EXERCISE AIM ▸ Extract every line below, verbatim.
┌─ DATA FOR THIS EXERCISE
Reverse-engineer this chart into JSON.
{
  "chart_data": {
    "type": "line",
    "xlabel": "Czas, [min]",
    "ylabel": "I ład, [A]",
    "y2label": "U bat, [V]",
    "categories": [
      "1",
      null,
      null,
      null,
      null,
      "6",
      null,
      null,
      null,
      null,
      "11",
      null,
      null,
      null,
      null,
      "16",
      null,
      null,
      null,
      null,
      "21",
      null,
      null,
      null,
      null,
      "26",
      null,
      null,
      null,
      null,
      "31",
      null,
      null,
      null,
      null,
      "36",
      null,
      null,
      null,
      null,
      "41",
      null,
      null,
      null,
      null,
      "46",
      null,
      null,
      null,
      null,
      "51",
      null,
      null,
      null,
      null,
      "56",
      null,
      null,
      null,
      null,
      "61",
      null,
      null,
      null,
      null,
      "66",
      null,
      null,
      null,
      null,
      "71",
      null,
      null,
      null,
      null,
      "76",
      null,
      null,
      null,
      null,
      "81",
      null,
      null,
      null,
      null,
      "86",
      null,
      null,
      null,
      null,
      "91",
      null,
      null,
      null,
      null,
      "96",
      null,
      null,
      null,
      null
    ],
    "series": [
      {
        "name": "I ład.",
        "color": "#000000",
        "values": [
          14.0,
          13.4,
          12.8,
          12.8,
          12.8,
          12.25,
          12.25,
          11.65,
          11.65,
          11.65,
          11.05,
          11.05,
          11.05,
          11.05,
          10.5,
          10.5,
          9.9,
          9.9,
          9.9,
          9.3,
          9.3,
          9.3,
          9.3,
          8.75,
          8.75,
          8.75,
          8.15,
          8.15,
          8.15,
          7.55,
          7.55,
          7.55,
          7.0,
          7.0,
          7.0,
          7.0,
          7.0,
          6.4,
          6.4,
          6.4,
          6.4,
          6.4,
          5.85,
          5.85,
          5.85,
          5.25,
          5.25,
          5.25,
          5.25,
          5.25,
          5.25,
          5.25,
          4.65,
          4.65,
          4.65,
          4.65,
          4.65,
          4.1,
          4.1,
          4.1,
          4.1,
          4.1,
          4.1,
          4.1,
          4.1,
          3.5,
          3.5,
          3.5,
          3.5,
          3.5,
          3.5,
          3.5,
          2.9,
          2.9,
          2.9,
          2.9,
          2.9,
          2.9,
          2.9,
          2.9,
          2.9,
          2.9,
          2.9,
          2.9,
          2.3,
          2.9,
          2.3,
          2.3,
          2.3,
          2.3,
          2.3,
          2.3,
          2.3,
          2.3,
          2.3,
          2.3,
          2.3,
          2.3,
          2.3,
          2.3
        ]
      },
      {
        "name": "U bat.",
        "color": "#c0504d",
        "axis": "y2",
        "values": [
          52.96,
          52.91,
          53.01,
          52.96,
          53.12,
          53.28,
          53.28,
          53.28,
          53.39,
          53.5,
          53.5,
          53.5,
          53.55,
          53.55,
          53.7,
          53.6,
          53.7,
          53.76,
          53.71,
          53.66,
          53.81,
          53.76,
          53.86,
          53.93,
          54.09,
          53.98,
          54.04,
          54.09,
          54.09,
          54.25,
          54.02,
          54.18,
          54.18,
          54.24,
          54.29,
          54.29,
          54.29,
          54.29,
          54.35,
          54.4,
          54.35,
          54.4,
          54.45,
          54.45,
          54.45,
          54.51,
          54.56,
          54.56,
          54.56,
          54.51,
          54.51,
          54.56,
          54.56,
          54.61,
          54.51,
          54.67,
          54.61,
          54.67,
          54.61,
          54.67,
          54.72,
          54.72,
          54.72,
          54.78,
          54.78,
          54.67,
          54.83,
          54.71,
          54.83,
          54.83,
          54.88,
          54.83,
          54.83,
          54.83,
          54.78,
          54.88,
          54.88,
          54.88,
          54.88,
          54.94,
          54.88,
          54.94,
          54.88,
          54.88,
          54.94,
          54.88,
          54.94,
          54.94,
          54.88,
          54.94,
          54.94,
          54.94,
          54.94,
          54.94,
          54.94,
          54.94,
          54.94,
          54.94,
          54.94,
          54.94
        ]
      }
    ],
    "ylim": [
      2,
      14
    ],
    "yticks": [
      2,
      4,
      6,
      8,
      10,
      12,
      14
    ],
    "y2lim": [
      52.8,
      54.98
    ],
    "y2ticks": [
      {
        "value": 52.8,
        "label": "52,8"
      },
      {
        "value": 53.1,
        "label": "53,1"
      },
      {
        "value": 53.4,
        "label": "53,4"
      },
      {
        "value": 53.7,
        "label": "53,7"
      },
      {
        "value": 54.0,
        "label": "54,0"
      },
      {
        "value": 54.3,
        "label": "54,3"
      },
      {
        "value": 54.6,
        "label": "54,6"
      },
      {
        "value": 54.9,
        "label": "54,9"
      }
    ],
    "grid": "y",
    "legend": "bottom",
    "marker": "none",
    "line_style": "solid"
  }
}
└─
RESULT OF THIS EXERCISE ▸
Reverse-engineer this chart into JSON.
{
  "chart_data": {
    "type": "line",
    "xlabel": "Czas, [min]",
    "ylabel": "I ład, [A]",
    "y2label": "U bat, [V]",
    "categories": [
      "1",
      null,
      null,
      null,
      null,
      "6",
      null,
      null,
      null,
      null,
      "11",
      null,
      null,
      null,
      null,
      "16",
      null,
      null,
      null,
      null,
      "21",
      null,
      null,
      null,
      null,
      "26",
      null,
      null,
      null,
      null,
      "31",
      null,
      null,
      null,
      null,
      "36",
      null,
      null,
      null,
      null,
      "41",
      null,
      null,
      null,
      null,
      "46",
      null,
      null,
      null,
      null,
      "51",
      null,
      null,
      null,
      null,
      "56",
      null,
      null,
      null,
      null,
      "61",
      null,
      null,
      null,
      null,
      "66",
      null,
      null,
      null,
      null,
      "71",
      null,
      null,
      null,
      null,
      "76",
      null,
      null,
      null,
      null,
      "81",
      null,
      null,
      null,
      null,
      "86",
      null,
      null,
      null,
      null,
      "91",
      null,
      null,
      null,
      null,
      "96",
      null,
      null,
      null,
      null
    ],
    "series": [
      {
        "name": "I ład.",
        "color": "#000000",
        "values": [
          14.0,
          13.4,
          12.8,
          12.8,
          12.8,
          12.25,
          12.25,
          11.65,
          11.65,
          11.65,
          11.05,
          11.05,
          11.05,
          11.05,
          10.5,
          10.5,
          9.9,
          9.9,
          9.9,
          9.3,
          9.3,
          9.3,
          9.3,
          8.75,
          8.75,
          8.75,
          8.15,
          8.15,
          8.15,
          7.55,
          7.55,
          7.55,
          7.0,
          7.0,
          7.0,
          7.0,
          7.0,
          6.4,
          6.4,
          6.4,
          6.4,
          6.4,
          5.85,
          5.85,
          5.85,
          5.25,
          5.25,
          5.25,
          5.25,
          5.25,
          5.25,
          5.25,
          4.65,
          4.65,
          4.65,
          4.65,
          4.65,
          4.1,
          4.1,
          4.1,
          4.1,
          4.1,
          4.1,
          4.1,
          4.1,
          3.5,
          3.5,
          3.5,
          3.5,
          3.5,
          3.5,
          3.5,
          2.9,
          2.9,
          2.9,
          2.9,
          2.9,
          2.9,
          2.9,
          2.9,
          2.9,
          2.9,
          2.9,
          2.9,
          2.3,
          2.9,
          2.3,
          2.3,
          2.3,
          2.3,
          2.3,
          2.3,
          2.3,
          2.3,
          2.3,
          2.3,
          2.3,
          2.3,
          2.3,
          2.3
        ]
      },
      {
        "name": "U bat.",
        "color": "#c0504d",
        "axis": "y2",
        "values": [
          52.96,
          52.91,
          53.01,
          52.96,
          53.12,
          53.28,
          53.28,
          53.28,
          53.39,
          53.5,
          53.5,
          53.5,
          53.55,
          53.55,
          53.7,
          53.6,
          53.7,
          53.76,
          53.71,
          53.66,
          53.81,
          53.76,
          53.86,
          53.93,
          54.09,
          53.98,
          54.04,
          54.09,
          54.09,
          54.25,
          54.02,
          54.18,
          54.18,
          54.24,
          54.29,
          54.29,
          54.29,
          54.29,
          54.35,
          54.4,
          54.35,
          54.4,
          54.45,
          54.45,
          54.45,
          54.51,
          54.56,
          54.56,
          54.56,
          54.51,
          54.51,
          54.56,
          54.56,
          54.61,
          54.51,
          54.67,
          54.61,
          54.67,
          54.61,
          54.67,
          54.72,
          54.72,
          54.72,
          54.78,
          54.78,
          54.67,
          54.83,
          54.71,
          54.83,
          54.83,
          54.88,
          54.83,
          54.83,
          54.83,
          54.78,
          54.88,
          54.88,
          54.88,
          54.88,
          54.94,
          54.88,
          54.94,
          54.88,
          54.88,
          54.94,
          54.88,
          54.94,
          54.94,
          54.88,
          54.94,
          54.94,
          54.94,
          54.94,
          54.94,
          54.94,
          54.94,
          54.94,
          54.94,
          54.94,
          54.94
        ]
      }
    ],
    "ylim": [
      2,
      14
    ],
    "yticks": [
      2,
      4,
      6,
      8,
      10,
      12,
      14
    ],
    "y2lim": [
      52.8,
      54.98
    ],
    "y2ticks": [
      {
        "value": 52.8,
        "label": "52,8"
      },
      {
        "value": 53.1,
        "label": "53,1"
      },
      {
        "value": 53.4,
        "label": "53,4"
      },
      {
        "value": 53.7,
        "label": "53,7"
      },
      {
        "value": 54.0,
        "label": "54,0"
      },
      {
        "value": 54.3,
        "label": "54,3"
      },
      {
        "value": 54.6,
        "label": "54,6"
      },
      {
        "value": 54.9,
        "label": "54,9"
      }
    ],
    "grid": "y",
    "legend": "bottom",
    "marker": "none",
    "line_style": "solid"
  }
}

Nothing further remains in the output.